(begin)

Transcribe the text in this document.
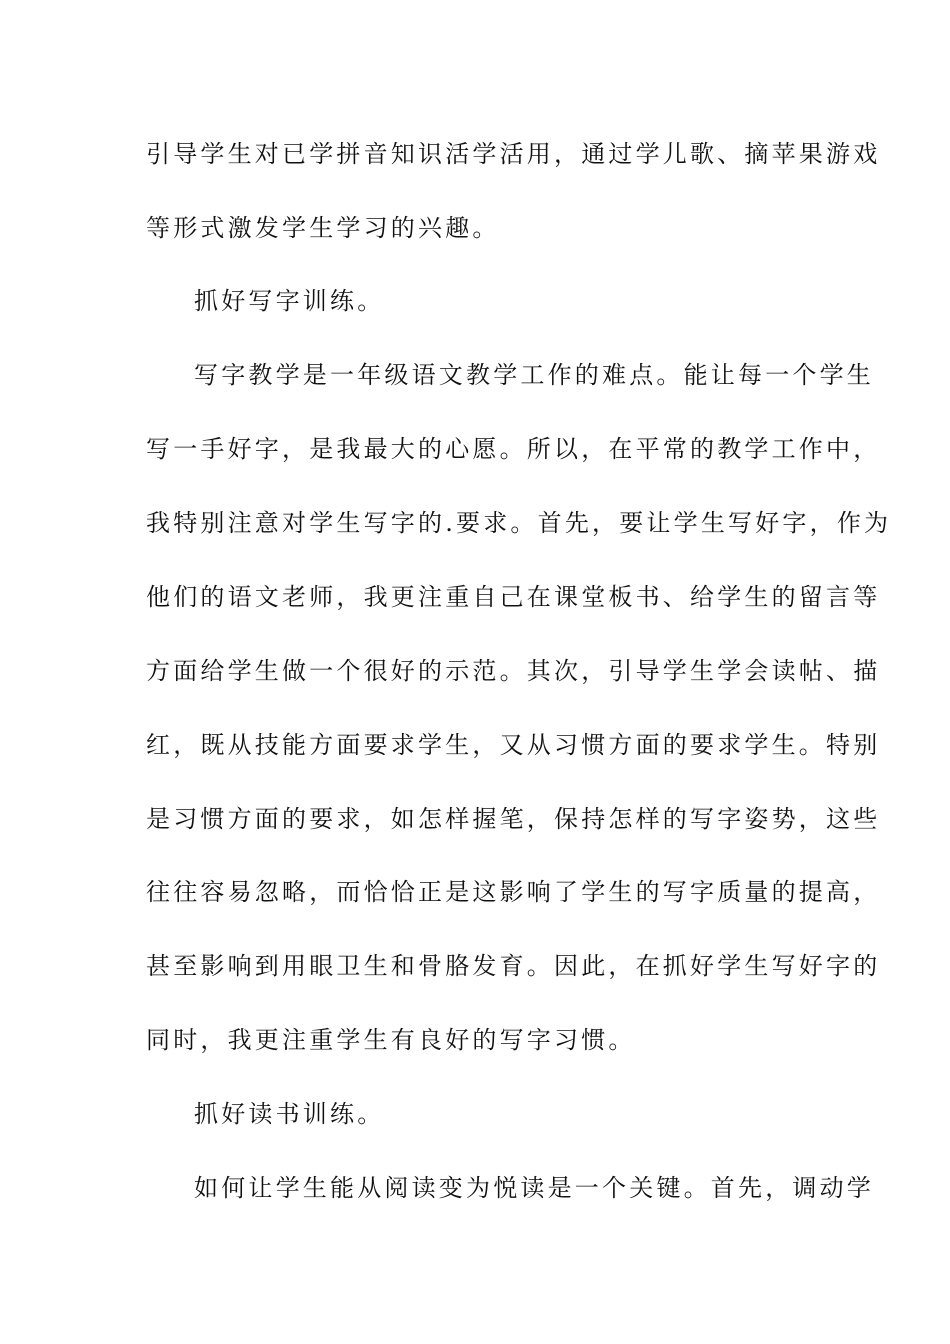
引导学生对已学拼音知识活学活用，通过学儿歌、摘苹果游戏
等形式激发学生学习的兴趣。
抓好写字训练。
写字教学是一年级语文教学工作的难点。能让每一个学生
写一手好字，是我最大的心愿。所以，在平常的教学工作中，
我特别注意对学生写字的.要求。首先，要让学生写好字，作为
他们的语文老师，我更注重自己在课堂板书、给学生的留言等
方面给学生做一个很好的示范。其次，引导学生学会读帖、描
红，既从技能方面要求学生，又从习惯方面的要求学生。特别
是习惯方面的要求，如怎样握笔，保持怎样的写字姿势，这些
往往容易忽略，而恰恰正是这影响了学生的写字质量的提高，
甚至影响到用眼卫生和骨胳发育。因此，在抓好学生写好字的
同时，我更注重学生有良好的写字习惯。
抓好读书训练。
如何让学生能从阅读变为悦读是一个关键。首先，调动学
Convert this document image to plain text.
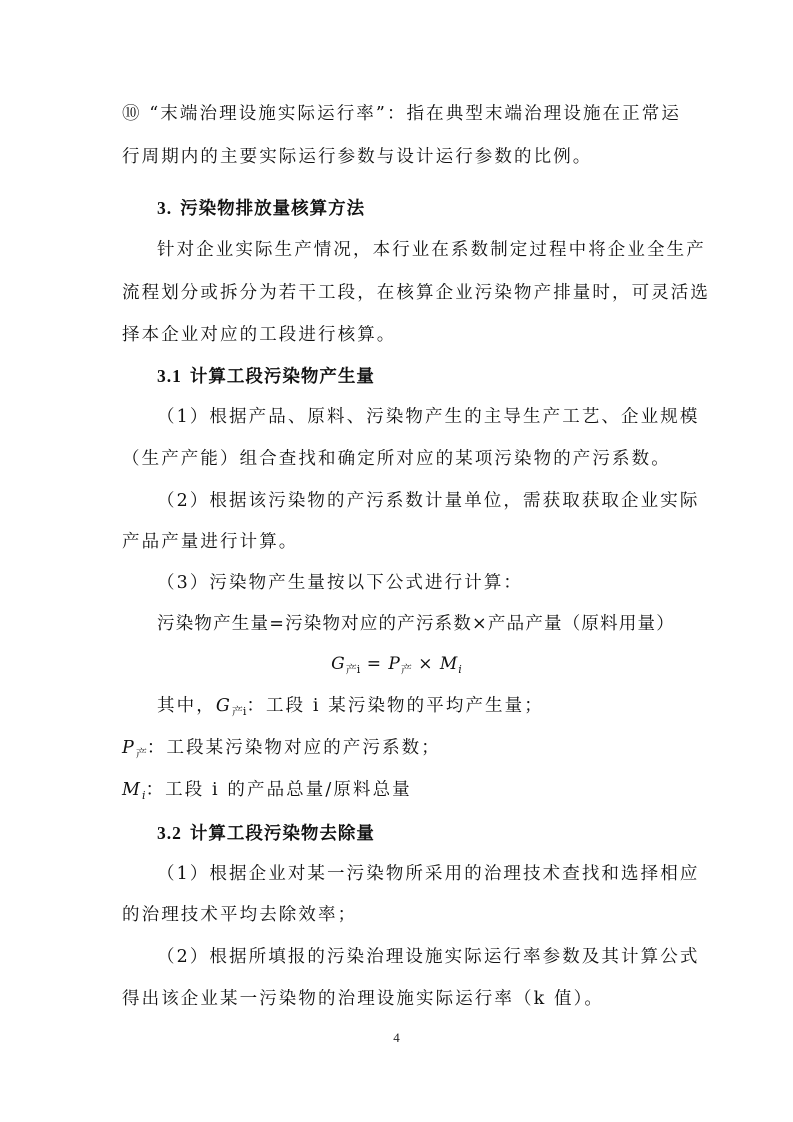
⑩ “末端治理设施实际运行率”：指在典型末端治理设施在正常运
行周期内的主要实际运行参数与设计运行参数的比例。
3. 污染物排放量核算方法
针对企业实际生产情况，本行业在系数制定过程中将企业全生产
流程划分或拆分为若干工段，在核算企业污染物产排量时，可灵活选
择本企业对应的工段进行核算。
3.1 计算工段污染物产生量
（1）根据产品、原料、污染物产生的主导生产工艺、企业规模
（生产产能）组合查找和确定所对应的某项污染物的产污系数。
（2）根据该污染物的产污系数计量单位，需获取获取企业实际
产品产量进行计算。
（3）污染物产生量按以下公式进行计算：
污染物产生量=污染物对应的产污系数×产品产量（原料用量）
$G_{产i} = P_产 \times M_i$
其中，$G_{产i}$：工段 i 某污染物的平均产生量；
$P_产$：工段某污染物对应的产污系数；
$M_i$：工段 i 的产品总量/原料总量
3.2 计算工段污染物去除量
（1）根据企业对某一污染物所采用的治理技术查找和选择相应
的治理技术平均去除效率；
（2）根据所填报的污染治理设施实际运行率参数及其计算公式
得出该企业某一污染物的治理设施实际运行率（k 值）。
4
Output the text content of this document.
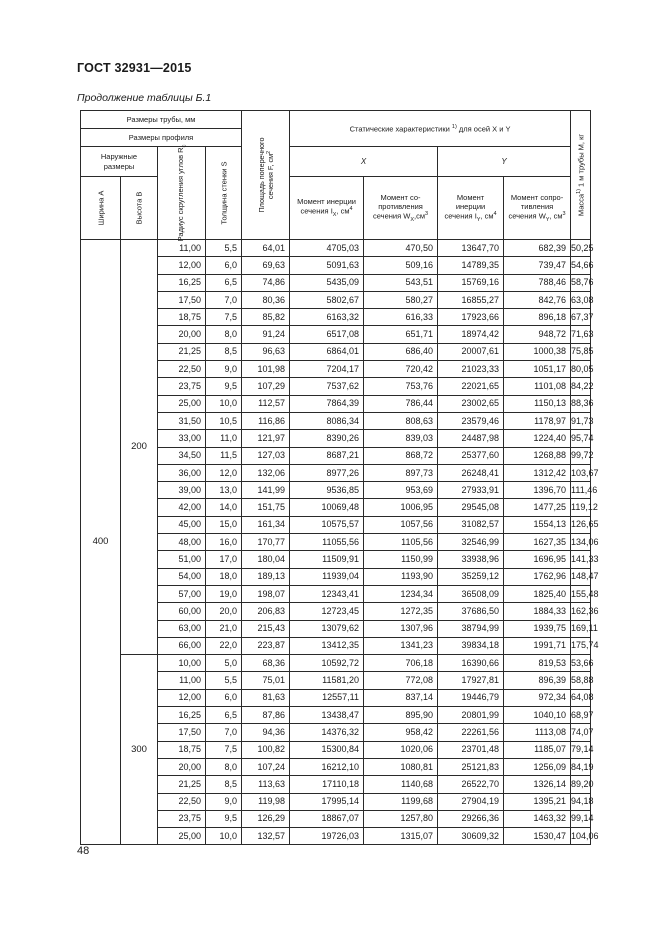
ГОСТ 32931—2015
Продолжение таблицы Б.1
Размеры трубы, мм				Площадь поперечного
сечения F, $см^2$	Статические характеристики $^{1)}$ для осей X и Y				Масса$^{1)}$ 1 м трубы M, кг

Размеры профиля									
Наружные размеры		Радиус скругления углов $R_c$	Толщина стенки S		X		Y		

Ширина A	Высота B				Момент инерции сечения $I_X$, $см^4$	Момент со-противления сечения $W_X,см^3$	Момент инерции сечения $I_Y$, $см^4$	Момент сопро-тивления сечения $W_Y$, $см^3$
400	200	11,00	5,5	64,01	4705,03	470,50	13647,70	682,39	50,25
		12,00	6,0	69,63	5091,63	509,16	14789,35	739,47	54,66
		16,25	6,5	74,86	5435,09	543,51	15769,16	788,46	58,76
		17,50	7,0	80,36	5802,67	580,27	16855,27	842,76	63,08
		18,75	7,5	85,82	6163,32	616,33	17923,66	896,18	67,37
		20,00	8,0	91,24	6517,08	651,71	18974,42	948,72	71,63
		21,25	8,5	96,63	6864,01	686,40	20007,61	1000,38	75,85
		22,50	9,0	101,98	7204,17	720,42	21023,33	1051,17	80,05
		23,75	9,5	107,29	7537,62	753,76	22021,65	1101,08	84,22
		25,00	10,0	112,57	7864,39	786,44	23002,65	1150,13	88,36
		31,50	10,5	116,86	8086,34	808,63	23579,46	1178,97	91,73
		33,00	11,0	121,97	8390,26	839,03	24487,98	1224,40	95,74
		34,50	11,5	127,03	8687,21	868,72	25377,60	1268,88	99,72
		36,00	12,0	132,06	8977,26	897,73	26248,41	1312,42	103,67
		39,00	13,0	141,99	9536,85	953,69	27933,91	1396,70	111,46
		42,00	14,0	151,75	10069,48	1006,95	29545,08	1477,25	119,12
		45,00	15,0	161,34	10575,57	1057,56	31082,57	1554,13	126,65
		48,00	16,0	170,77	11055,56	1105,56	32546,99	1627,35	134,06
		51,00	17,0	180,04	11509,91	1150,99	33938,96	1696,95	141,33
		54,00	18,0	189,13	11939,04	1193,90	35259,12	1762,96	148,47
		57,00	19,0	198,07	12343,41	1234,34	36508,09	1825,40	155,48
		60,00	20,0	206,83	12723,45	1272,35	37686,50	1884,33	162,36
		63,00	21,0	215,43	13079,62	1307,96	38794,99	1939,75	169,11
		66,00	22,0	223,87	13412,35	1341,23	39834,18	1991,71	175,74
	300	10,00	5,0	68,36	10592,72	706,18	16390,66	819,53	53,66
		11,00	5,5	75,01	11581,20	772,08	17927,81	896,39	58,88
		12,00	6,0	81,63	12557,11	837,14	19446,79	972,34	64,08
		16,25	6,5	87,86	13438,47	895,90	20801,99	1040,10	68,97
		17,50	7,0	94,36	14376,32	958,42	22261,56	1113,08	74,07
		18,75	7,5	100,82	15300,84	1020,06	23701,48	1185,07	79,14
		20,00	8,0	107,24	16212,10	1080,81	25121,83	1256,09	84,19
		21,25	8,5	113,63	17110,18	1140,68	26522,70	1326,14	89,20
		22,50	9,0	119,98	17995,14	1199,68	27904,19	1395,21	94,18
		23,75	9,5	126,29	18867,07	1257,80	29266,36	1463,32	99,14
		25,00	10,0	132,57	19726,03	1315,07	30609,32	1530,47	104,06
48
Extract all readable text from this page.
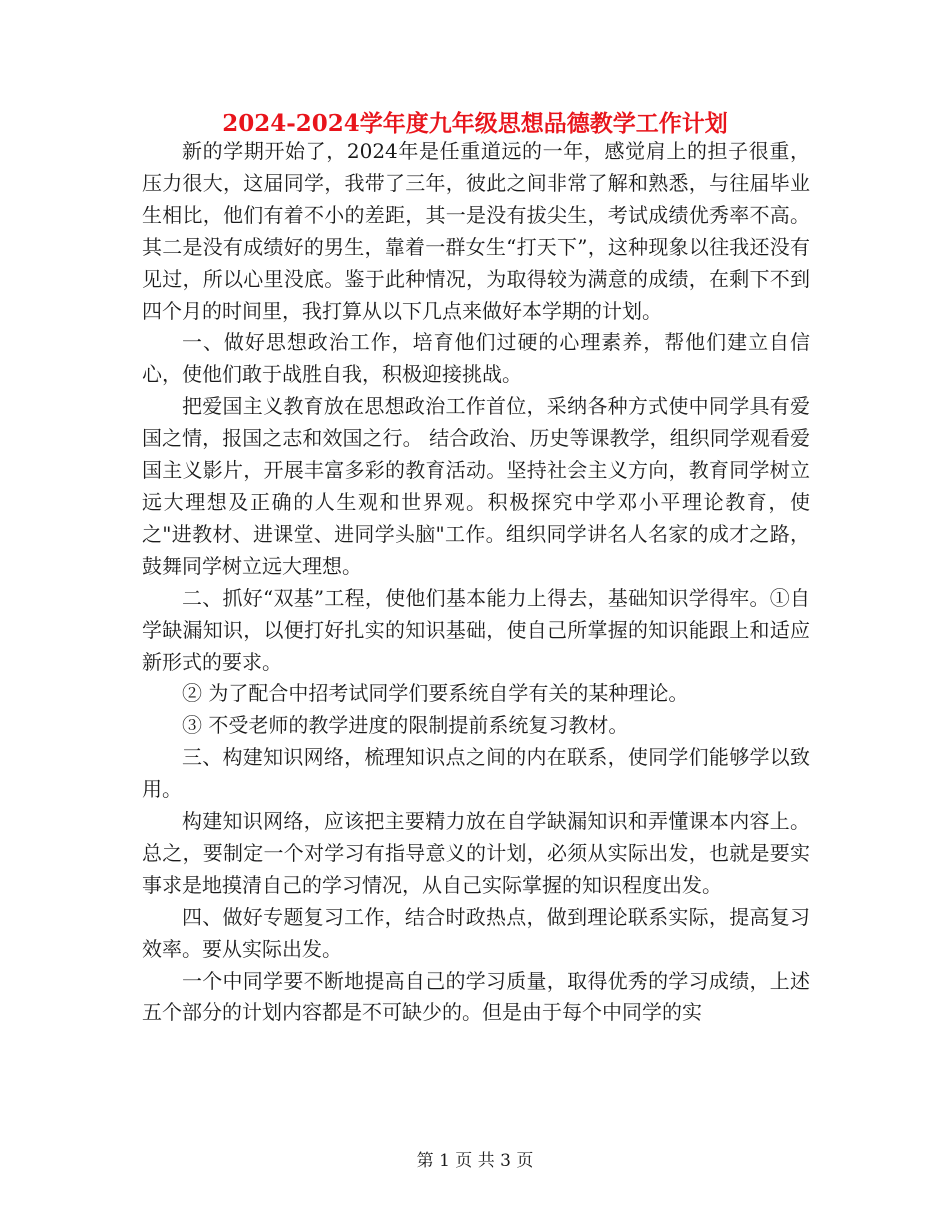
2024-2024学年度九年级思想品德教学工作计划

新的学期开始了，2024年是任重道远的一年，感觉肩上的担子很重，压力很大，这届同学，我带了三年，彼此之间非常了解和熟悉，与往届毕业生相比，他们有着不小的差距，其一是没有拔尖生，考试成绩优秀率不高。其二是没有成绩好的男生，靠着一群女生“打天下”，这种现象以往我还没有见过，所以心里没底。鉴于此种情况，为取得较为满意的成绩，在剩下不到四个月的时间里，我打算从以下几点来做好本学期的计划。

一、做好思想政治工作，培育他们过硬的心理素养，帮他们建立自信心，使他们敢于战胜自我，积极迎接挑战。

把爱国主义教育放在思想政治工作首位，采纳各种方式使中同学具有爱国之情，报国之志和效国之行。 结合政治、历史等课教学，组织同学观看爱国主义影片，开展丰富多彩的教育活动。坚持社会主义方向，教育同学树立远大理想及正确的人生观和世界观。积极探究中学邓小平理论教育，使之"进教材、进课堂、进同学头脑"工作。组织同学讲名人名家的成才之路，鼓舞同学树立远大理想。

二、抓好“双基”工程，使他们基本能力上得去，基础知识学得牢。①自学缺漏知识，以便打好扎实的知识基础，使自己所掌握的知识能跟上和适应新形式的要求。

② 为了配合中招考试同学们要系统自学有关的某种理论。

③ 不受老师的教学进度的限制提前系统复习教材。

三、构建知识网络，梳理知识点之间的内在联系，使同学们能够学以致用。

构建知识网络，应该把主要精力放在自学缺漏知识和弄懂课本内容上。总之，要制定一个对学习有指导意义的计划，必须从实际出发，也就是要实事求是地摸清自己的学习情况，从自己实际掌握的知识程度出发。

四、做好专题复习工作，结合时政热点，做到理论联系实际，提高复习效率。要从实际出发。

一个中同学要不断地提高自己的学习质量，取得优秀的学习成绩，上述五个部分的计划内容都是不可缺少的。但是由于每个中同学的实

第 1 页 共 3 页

(end)

_What the task requires:_
Go through the listing above and list every line that has the word "сечения".

_Response:_
сечения F, $см^2$	Статические характеристики $^{1)}$ для осей X и Y				Масса$^{1)}$ 1 м трубы M, кг
Ширина A	Высота B				Момент инерции сечения $I_X$, $см^4$	Момент со-противления сечения $W_X,см^3$	Момент инерции сечения $I_Y$, $см^4$	Момент сопро-тивления сечения $W_Y$, $см^3$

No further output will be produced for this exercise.